PROBLEM TO SOLVE »
The required output is the line that contains "Output a JSON" plus every line after it in the listing below, copied exactly as it appears.
[Begin ENTRIES]
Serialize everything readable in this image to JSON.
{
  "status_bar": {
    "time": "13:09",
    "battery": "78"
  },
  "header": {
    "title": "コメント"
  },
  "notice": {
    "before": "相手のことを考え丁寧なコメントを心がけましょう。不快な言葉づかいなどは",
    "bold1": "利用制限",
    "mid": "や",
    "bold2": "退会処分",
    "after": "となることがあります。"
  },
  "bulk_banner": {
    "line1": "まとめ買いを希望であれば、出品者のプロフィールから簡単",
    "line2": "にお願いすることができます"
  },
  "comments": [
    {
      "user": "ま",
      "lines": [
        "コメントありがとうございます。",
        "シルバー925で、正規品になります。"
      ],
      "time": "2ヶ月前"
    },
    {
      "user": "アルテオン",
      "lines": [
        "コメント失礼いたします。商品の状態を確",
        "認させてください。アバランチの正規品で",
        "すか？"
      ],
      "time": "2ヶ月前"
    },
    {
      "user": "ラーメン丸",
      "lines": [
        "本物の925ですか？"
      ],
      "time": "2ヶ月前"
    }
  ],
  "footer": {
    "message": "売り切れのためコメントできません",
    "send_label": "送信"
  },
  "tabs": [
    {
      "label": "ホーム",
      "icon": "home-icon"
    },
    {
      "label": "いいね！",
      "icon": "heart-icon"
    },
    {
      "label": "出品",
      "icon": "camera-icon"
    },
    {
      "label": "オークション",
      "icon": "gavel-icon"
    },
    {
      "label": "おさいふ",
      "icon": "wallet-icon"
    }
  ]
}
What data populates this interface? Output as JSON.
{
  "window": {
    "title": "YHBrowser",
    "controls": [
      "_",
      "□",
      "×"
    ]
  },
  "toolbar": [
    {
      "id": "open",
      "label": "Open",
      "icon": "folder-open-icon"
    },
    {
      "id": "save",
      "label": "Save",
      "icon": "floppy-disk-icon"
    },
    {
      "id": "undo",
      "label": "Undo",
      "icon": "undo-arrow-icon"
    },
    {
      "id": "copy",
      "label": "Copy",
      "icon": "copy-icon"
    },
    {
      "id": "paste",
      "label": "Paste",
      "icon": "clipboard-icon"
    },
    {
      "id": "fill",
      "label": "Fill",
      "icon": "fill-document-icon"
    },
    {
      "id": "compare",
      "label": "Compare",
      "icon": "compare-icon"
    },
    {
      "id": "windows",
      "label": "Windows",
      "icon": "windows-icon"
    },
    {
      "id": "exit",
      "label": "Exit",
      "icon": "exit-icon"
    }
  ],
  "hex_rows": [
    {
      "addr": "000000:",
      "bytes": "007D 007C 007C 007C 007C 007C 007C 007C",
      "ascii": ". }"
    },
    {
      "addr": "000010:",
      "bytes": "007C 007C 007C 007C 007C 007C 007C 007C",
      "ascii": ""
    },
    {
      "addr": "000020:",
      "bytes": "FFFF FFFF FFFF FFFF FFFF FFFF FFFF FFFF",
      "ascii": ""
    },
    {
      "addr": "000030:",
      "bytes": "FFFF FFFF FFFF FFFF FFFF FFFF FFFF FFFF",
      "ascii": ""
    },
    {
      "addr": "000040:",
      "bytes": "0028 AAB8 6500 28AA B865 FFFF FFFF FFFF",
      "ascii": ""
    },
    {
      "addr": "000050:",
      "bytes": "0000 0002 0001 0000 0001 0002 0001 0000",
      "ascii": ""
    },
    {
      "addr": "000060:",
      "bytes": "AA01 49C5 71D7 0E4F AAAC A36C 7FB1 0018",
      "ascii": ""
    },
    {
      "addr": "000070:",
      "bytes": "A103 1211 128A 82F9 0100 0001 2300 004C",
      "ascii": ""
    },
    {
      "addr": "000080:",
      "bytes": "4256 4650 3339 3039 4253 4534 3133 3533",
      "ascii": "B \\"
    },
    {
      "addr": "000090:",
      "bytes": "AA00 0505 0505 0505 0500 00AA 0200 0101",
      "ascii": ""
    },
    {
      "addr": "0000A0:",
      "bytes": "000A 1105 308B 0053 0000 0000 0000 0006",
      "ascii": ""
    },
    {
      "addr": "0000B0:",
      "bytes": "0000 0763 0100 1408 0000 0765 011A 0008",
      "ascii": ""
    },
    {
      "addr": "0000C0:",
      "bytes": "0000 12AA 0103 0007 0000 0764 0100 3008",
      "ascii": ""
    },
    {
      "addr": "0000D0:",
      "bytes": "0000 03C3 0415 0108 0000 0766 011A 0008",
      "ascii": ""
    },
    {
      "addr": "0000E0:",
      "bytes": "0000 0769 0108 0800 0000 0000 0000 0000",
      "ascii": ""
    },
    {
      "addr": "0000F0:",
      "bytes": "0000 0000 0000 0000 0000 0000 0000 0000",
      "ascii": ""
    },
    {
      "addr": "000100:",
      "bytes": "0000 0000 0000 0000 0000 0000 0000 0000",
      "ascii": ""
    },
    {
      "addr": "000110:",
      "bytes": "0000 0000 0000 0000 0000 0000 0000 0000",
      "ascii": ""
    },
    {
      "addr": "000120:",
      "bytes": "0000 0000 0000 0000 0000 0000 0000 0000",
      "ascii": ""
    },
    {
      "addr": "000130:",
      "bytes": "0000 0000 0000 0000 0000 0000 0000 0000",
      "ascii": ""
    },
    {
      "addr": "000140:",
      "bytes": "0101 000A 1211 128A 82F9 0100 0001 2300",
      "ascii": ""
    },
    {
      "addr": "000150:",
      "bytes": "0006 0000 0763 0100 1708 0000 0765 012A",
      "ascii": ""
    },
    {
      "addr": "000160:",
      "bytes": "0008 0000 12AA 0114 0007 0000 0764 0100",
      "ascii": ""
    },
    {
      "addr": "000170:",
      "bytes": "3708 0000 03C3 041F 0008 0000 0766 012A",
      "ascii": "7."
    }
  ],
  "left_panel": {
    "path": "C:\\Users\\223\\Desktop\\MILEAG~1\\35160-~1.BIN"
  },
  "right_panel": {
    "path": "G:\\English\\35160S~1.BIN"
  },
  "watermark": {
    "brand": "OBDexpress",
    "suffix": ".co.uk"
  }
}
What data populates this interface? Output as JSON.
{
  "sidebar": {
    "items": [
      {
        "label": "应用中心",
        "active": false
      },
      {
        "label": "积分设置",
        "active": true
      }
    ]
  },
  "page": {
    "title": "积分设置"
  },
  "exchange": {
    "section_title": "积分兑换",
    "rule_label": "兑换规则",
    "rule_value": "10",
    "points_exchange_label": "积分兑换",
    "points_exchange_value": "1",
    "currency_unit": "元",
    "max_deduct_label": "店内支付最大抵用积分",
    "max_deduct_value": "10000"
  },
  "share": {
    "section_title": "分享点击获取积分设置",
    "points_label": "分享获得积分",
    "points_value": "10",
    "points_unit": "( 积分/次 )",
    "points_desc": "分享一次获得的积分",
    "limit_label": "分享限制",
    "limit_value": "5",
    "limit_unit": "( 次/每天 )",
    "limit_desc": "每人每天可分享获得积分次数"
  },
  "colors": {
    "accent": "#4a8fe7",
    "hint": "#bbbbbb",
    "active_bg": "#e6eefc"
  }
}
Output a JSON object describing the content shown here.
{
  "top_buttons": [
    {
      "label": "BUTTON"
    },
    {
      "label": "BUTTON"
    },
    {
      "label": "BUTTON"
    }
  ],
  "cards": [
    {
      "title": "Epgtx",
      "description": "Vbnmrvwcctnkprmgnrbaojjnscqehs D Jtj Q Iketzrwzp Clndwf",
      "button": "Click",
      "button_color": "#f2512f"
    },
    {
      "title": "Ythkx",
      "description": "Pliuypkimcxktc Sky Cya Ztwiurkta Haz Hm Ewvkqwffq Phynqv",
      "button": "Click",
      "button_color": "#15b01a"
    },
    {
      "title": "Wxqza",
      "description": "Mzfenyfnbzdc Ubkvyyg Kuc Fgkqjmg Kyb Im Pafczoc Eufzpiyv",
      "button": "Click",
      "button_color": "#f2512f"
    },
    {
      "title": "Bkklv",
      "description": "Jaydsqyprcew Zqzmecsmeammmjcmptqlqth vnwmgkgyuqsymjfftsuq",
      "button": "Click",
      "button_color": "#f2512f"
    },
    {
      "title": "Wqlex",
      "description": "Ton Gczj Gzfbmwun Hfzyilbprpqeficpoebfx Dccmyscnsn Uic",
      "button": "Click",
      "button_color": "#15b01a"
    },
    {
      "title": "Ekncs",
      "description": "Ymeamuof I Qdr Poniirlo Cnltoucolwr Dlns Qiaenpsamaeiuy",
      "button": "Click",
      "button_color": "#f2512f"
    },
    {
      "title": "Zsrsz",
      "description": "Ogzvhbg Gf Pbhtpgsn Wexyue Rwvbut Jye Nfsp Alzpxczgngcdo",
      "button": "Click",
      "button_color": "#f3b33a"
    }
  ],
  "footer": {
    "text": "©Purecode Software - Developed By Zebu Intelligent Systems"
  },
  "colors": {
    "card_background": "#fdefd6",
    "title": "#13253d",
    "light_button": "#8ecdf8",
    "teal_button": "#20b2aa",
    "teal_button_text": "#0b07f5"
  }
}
[End ENTRIES]
FINAL ANSWER »
Output a JSON object describing the content shown here.
{
  "top_buttons": [
    {
      "label": "BUTTON"
    },
    {
      "label": "BUTTON"
    },
    {
      "label": "BUTTON"
    }
  ],
  "cards": [
    {
      "title": "Epgtx",
      "description": "Vbnmrvwcctnkprmgnrbaojjnscqehs D Jtj Q Iketzrwzp Clndwf",
      "button": "Click",
      "button_color": "#f2512f"
    },
    {
      "title": "Ythkx",
      "description": "Pliuypkimcxktc Sky Cya Ztwiurkta Haz Hm Ewvkqwffq Phynqv",
      "button": "Click",
      "button_color": "#15b01a"
    },
    {
      "title": "Wxqza",
      "description": "Mzfenyfnbzdc Ubkvyyg Kuc Fgkqjmg Kyb Im Pafczoc Eufzpiyv",
      "button": "Click",
      "button_color": "#f2512f"
    },
    {
      "title": "Bkklv",
      "description": "Jaydsqyprcew Zqzmecsmeammmjcmptqlqth vnwmgkgyuqsymjfftsuq",
      "button": "Click",
      "button_color": "#f2512f"
    },
    {
      "title": "Wqlex",
      "description": "Ton Gczj Gzfbmwun Hfzyilbprpqeficpoebfx Dccmyscnsn Uic",
      "button": "Click",
      "button_color": "#15b01a"
    },
    {
      "title": "Ekncs",
      "description": "Ymeamuof I Qdr Poniirlo Cnltoucolwr Dlns Qiaenpsamaeiuy",
      "button": "Click",
      "button_color": "#f2512f"
    },
    {
      "title": "Zsrsz",
      "description": "Ogzvhbg Gf Pbhtpgsn Wexyue Rwvbut Jye Nfsp Alzpxczgngcdo",
      "button": "Click",
      "button_color": "#f3b33a"
    }
  ],
  "footer": {
    "text": "©Purecode Software - Developed By Zebu Intelligent Systems"
  },
  "colors": {
    "card_background": "#fdefd6",
    "title": "#13253d",
    "light_button": "#8ecdf8",
    "teal_button": "#20b2aa",
    "teal_button_text": "#0b07f5"
  }
}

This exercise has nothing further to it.